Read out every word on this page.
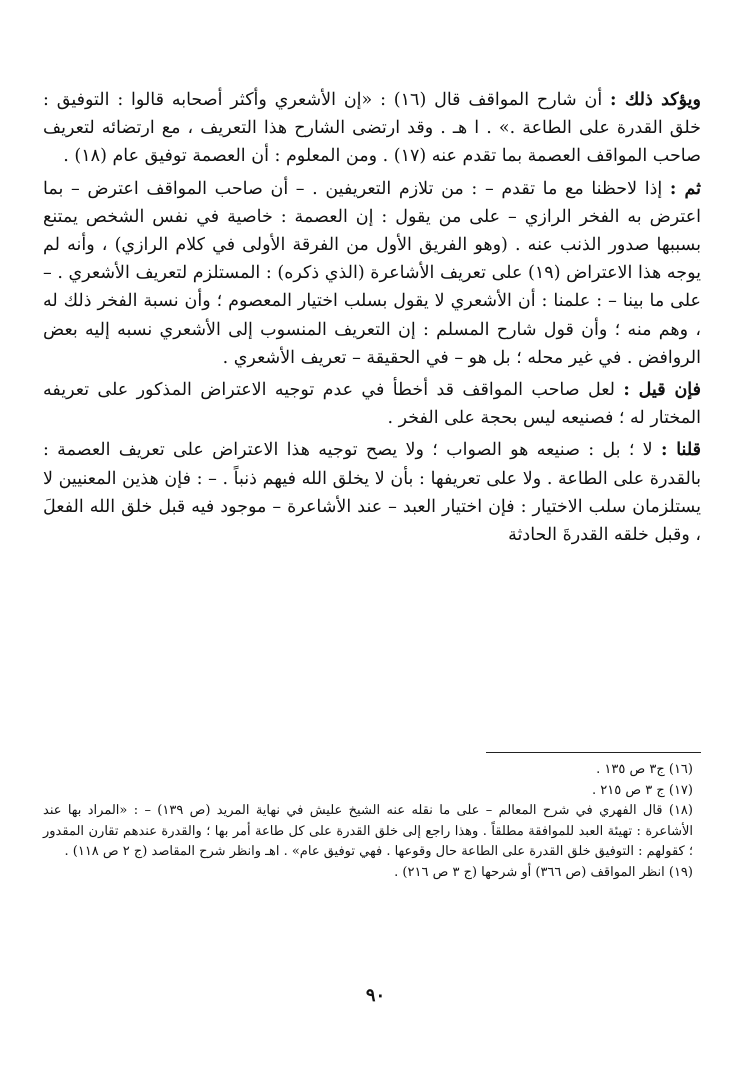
ويؤكد ذلك : أن شارح المواقف قال (١٦) : «إن الأشعري وأكثر أصحابه قالوا : التوفيق : خلق القدرة على الطاعة .» . ا هـ . وقد ارتضى الشارح هذا التعريف ، مع ارتضائه لتعريف صاحب المواقف العصمة بما تقدم عنه (١٧) . ومن المعلوم : أن العصمة توفيق عام (١٨) .

ثم : إذا لاحظنا مع ما تقدم – : من تلازم التعريفين . – أن صاحب المواقف اعترض – بما اعترض به الفخر الرازي – على من يقول : إن العصمة : خاصية في نفس الشخص يمتنع بسببها صدور الذنب عنه . (وهو الفريق الأول من الفرقة الأولى في كلام الرازي) ، وأنه لم يوجه هذا الاعتراض (١٩) على تعريف الأشاعرة (الذي ذكره) : المستلزم لتعريف الأشعري . – على ما بينا – : علمنا : أن الأشعري لا يقول بسلب اختيار المعصوم ؛ وأن نسبة الفخر ذلك له ، وهم منه ؛ وأن قول شارح المسلم : إن التعريف المنسوب إلى الأشعري نسبه إليه بعض الروافض . في غير محله ؛ بل هو – في الحقيقة – تعريف الأشعري .

فإن قيل : لعل صاحب المواقف قد أخطأ في عدم توجيه الاعتراض المذكور على تعريفه المختار له ؛ فصنيعه ليس بحجة على الفخر .

قلنا : لا ؛ بل : صنيعه هو الصواب ؛ ولا يصح توجيه هذا الاعتراض على تعريف العصمة : بالقدرة على الطاعة . ولا على تعريفها : بأن لا يخلق الله فيهم ذنباً . – : فإن هذين المعنيين لا يستلزمان سلب الاختيار : فإن اختيار العبد – عند الأشاعرة – موجود فيه قبل خلق الله الفعلَ ، وقبل خلقه القدرةَ الحادثة

(١٦) ج٣ ص ١٣٥ .

(١٧) ج ٣ ص ٢١٥ .

(١٨) قال الفهري في شرح المعالم – على ما نقله عنه الشيخ عليش في نهاية المريد (ص ١٣٩) – : «المراد بها عند الأشاعرة : تهيئة العبد للموافقة مطلقاً . وهذا راجع إلى خلق القدرة على كل طاعة أمر بها ؛ والقدرة عندهم تقارن المقدور ؛ كقولهم : التوفيق خلق القدرة على الطاعة حال وقوعها . فهي توفيق عام» . اهـ وانظر شرح المقاصد (ج ٢ ص ١١٨) .

(١٩) انظر المواقف (ص ٣٦٦) أو شرحها (ج ٣ ص ٢١٦) .

٩٠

### AIM
Transcribe all entries above exactly. Drop the pictures.

### ANSWER TO THIS TASK
Read out every word on this page.
ويؤكد ذلك : أن شارح المواقف قال (١٦) : «إن الأشعري وأكثر أصحابه قالوا : التوفيق : خلق القدرة على الطاعة .» . ا هـ . وقد ارتضى الشارح هذا التعريف ، مع ارتضائه لتعريف صاحب المواقف العصمة بما تقدم عنه (١٧) . ومن المعلوم : أن العصمة توفيق عام (١٨) .

ثم : إذا لاحظنا مع ما تقدم – : من تلازم التعريفين . – أن صاحب المواقف اعترض – بما اعترض به الفخر الرازي – على من يقول : إن العصمة : خاصية في نفس الشخص يمتنع بسببها صدور الذنب عنه . (وهو الفريق الأول من الفرقة الأولى في كلام الرازي) ، وأنه لم يوجه هذا الاعتراض (١٩) على تعريف الأشاعرة (الذي ذكره) : المستلزم لتعريف الأشعري . – على ما بينا – : علمنا : أن الأشعري لا يقول بسلب اختيار المعصوم ؛ وأن نسبة الفخر ذلك له ، وهم منه ؛ وأن قول شارح المسلم : إن التعريف المنسوب إلى الأشعري نسبه إليه بعض الروافض . في غير محله ؛ بل هو – في الحقيقة – تعريف الأشعري .

فإن قيل : لعل صاحب المواقف قد أخطأ في عدم توجيه الاعتراض المذكور على تعريفه المختار له ؛ فصنيعه ليس بحجة على الفخر .

قلنا : لا ؛ بل : صنيعه هو الصواب ؛ ولا يصح توجيه هذا الاعتراض على تعريف العصمة : بالقدرة على الطاعة . ولا على تعريفها : بأن لا يخلق الله فيهم ذنباً . – : فإن هذين المعنيين لا يستلزمان سلب الاختيار : فإن اختيار العبد – عند الأشاعرة – موجود فيه قبل خلق الله الفعلَ ، وقبل خلقه القدرةَ الحادثة

(١٦) ج٣ ص ١٣٥ .

(١٧) ج ٣ ص ٢١٥ .

(١٨) قال الفهري في شرح المعالم – على ما نقله عنه الشيخ عليش في نهاية المريد (ص ١٣٩) – : «المراد بها عند الأشاعرة : تهيئة العبد للموافقة مطلقاً . وهذا راجع إلى خلق القدرة على كل طاعة أمر بها ؛ والقدرة عندهم تقارن المقدور ؛ كقولهم : التوفيق خلق القدرة على الطاعة حال وقوعها . فهي توفيق عام» . اهـ وانظر شرح المقاصد (ج ٢ ص ١١٨) .

(١٩) انظر المواقف (ص ٣٦٦) أو شرحها (ج ٣ ص ٢١٦) .

٩٠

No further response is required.